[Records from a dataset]

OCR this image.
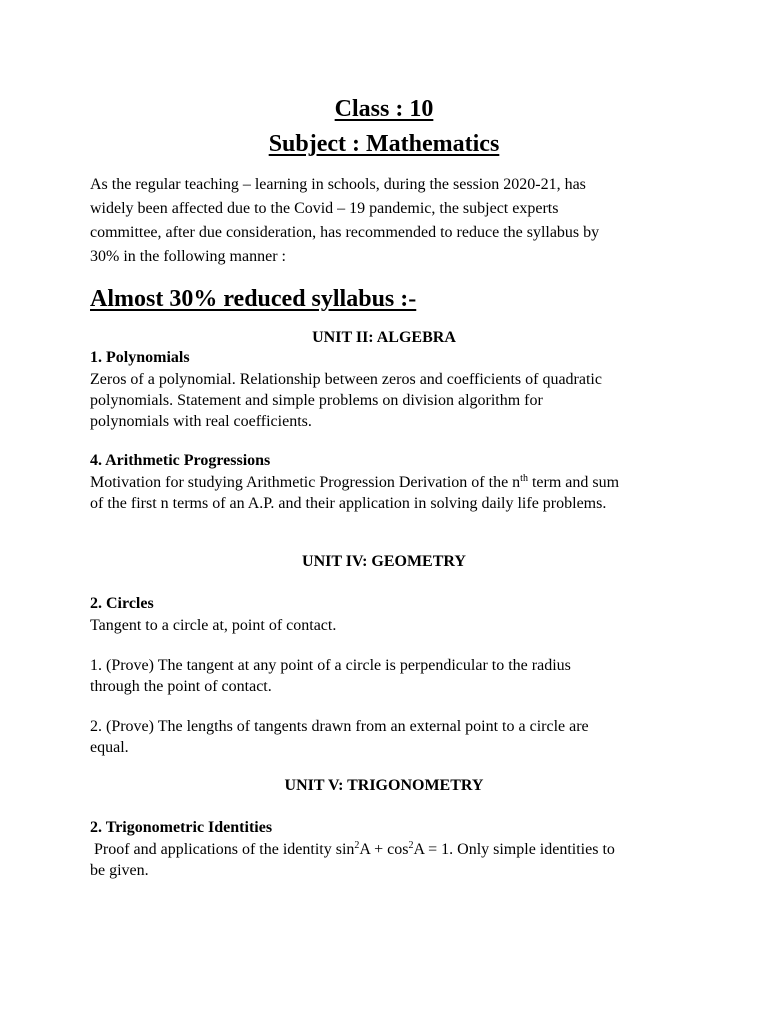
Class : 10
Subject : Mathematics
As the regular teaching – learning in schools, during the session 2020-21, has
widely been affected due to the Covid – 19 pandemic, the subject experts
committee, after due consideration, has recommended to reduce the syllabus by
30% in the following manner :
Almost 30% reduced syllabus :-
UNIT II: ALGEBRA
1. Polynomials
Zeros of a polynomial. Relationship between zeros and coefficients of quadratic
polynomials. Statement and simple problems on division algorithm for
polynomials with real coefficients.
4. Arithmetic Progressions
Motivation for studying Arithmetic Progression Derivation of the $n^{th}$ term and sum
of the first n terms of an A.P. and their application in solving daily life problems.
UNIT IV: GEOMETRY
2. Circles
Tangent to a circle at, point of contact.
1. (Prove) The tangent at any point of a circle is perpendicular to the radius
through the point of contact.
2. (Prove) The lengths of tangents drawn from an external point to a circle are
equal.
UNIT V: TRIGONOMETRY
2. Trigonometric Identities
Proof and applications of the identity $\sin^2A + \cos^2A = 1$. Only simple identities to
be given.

The request
Go through the data above and transcribe it in full, omitting any image.

Worked answer
OCR this image.
Class : 10
Subject : Mathematics
As the regular teaching – learning in schools, during the session 2020-21, has
widely been affected due to the Covid – 19 pandemic, the subject experts
committee, after due consideration, has recommended to reduce the syllabus by
30% in the following manner :
Almost 30% reduced syllabus :-
UNIT II: ALGEBRA
1. Polynomials
Zeros of a polynomial. Relationship between zeros and coefficients of quadratic
polynomials. Statement and simple problems on division algorithm for
polynomials with real coefficients.
4. Arithmetic Progressions
Motivation for studying Arithmetic Progression Derivation of the $n^{th}$ term and sum
of the first n terms of an A.P. and their application in solving daily life problems.
UNIT IV: GEOMETRY
2. Circles
Tangent to a circle at, point of contact.
1. (Prove) The tangent at any point of a circle is perpendicular to the radius
through the point of contact.
2. (Prove) The lengths of tangents drawn from an external point to a circle are
equal.
UNIT V: TRIGONOMETRY
2. Trigonometric Identities
Proof and applications of the identity $\sin^2A + \cos^2A = 1$. Only simple identities to
be given.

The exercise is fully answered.